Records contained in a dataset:

# # # #

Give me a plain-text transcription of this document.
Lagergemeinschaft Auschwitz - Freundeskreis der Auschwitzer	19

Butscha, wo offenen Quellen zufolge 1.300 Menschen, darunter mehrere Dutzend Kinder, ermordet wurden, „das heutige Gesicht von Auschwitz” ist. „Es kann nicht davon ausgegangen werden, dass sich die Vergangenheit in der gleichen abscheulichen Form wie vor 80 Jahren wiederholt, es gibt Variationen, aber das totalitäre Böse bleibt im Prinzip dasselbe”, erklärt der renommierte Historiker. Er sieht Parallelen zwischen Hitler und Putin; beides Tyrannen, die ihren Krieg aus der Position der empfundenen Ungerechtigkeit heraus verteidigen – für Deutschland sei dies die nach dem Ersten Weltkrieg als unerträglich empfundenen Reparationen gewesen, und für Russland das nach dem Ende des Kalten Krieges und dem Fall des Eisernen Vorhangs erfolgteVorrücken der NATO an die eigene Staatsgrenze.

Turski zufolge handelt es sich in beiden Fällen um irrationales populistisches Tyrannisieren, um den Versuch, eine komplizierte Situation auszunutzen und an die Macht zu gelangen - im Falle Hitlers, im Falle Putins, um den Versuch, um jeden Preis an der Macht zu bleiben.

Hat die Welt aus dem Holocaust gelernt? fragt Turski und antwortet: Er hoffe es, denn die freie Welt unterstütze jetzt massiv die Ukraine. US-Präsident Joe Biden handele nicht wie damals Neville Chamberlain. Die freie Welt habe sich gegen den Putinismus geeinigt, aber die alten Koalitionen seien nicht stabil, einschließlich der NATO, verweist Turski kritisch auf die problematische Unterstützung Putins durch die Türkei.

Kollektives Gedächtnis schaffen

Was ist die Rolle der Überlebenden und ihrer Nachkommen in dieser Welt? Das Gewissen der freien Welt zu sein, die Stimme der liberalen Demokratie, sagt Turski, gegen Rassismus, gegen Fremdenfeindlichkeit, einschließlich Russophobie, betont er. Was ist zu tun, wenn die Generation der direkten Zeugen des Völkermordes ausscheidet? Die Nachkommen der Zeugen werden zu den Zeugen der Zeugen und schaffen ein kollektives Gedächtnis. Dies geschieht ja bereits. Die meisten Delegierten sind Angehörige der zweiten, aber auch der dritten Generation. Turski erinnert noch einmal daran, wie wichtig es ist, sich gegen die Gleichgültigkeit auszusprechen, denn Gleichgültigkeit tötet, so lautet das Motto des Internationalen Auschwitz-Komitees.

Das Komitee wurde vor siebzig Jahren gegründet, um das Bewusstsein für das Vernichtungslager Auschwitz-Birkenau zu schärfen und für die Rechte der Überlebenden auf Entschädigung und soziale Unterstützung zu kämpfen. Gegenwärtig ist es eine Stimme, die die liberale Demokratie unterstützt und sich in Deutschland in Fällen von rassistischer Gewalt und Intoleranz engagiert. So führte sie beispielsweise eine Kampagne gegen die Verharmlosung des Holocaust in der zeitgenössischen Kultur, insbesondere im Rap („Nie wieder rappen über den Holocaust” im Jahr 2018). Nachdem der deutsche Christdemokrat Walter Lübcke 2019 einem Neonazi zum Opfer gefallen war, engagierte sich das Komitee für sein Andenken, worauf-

# # # #

* _Problem statement_: Set down all of the entries exactly, please.

* _Exercise solution_:
Give me a plain-text transcription of this document.
Lagergemeinschaft Auschwitz - Freundeskreis der Auschwitzer	19

Butscha, wo offenen Quellen zufolge 1.300 Menschen, darunter mehrere Dutzend Kinder, ermordet wurden, „das heutige Gesicht von Auschwitz” ist. „Es kann nicht davon ausgegangen werden, dass sich die Vergangenheit in der gleichen abscheulichen Form wie vor 80 Jahren wiederholt, es gibt Variationen, aber das totalitäre Böse bleibt im Prinzip dasselbe”, erklärt der renommierte Historiker. Er sieht Parallelen zwischen Hitler und Putin; beides Tyrannen, die ihren Krieg aus der Position der empfundenen Ungerechtigkeit heraus verteidigen – für Deutschland sei dies die nach dem Ersten Weltkrieg als unerträglich empfundenen Reparationen gewesen, und für Russland das nach dem Ende des Kalten Krieges und dem Fall des Eisernen Vorhangs erfolgteVorrücken der NATO an die eigene Staatsgrenze.

Turski zufolge handelt es sich in beiden Fällen um irrationales populistisches Tyrannisieren, um den Versuch, eine komplizierte Situation auszunutzen und an die Macht zu gelangen - im Falle Hitlers, im Falle Putins, um den Versuch, um jeden Preis an der Macht zu bleiben.

Hat die Welt aus dem Holocaust gelernt? fragt Turski und antwortet: Er hoffe es, denn die freie Welt unterstütze jetzt massiv die Ukraine. US-Präsident Joe Biden handele nicht wie damals Neville Chamberlain. Die freie Welt habe sich gegen den Putinismus geeinigt, aber die alten Koalitionen seien nicht stabil, einschließlich der NATO, verweist Turski kritisch auf die problematische Unterstützung Putins durch die Türkei.

Kollektives Gedächtnis schaffen

Was ist die Rolle der Überlebenden und ihrer Nachkommen in dieser Welt? Das Gewissen der freien Welt zu sein, die Stimme der liberalen Demokratie, sagt Turski, gegen Rassismus, gegen Fremdenfeindlichkeit, einschließlich Russophobie, betont er. Was ist zu tun, wenn die Generation der direkten Zeugen des Völkermordes ausscheidet? Die Nachkommen der Zeugen werden zu den Zeugen der Zeugen und schaffen ein kollektives Gedächtnis. Dies geschieht ja bereits. Die meisten Delegierten sind Angehörige der zweiten, aber auch der dritten Generation. Turski erinnert noch einmal daran, wie wichtig es ist, sich gegen die Gleichgültigkeit auszusprechen, denn Gleichgültigkeit tötet, so lautet das Motto des Internationalen Auschwitz-Komitees.

Das Komitee wurde vor siebzig Jahren gegründet, um das Bewusstsein für das Vernichtungslager Auschwitz-Birkenau zu schärfen und für die Rechte der Überlebenden auf Entschädigung und soziale Unterstützung zu kämpfen. Gegenwärtig ist es eine Stimme, die die liberale Demokratie unterstützt und sich in Deutschland in Fällen von rassistischer Gewalt und Intoleranz engagiert. So führte sie beispielsweise eine Kampagne gegen die Verharmlosung des Holocaust in der zeitgenössischen Kultur, insbesondere im Rap („Nie wieder rappen über den Holocaust” im Jahr 2018). Nachdem der deutsche Christdemokrat Walter Lübcke 2019 einem Neonazi zum Opfer gefallen war, engagierte sich das Komitee für sein Andenken, worauf-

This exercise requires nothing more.